From the listing below, copy out every line where the word "psychology" appears.
::: PROVIDED RECORDS
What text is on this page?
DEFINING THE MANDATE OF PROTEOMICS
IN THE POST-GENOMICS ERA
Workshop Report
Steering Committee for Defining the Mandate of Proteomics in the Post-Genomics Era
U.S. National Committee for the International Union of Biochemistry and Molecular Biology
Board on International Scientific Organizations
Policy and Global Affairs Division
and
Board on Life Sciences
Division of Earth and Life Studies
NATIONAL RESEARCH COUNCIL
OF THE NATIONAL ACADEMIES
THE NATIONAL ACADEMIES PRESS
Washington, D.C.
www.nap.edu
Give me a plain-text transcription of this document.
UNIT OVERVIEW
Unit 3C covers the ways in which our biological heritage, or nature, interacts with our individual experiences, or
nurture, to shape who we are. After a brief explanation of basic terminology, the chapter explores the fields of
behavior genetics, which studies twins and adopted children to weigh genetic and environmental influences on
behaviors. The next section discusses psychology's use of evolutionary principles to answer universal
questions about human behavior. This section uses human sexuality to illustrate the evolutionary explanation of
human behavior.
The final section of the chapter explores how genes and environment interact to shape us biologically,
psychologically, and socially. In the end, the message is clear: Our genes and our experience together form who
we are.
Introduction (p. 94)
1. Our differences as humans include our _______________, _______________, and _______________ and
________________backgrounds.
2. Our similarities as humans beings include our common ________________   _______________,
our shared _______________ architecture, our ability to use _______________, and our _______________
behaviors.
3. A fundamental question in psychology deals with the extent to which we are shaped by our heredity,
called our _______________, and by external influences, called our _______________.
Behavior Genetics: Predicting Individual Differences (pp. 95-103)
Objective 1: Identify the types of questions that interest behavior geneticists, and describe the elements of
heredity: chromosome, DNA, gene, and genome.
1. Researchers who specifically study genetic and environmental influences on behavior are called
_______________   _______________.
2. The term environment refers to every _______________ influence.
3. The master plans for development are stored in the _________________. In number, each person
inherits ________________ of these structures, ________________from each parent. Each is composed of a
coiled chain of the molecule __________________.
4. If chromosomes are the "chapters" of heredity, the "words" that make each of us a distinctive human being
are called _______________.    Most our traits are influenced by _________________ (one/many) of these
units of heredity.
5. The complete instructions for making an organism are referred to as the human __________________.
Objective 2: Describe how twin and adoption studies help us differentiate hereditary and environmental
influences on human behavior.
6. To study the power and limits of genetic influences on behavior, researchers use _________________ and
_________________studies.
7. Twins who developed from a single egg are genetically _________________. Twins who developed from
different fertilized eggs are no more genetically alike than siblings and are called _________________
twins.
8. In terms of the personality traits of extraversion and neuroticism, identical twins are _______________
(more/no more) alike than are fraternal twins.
::::::
— REPLY —
behaviors. The next section discusses psychology's use of evolutionary principles to answer universal
3. A fundamental question in psychology deals with the extent to which we are shaped by our heredity,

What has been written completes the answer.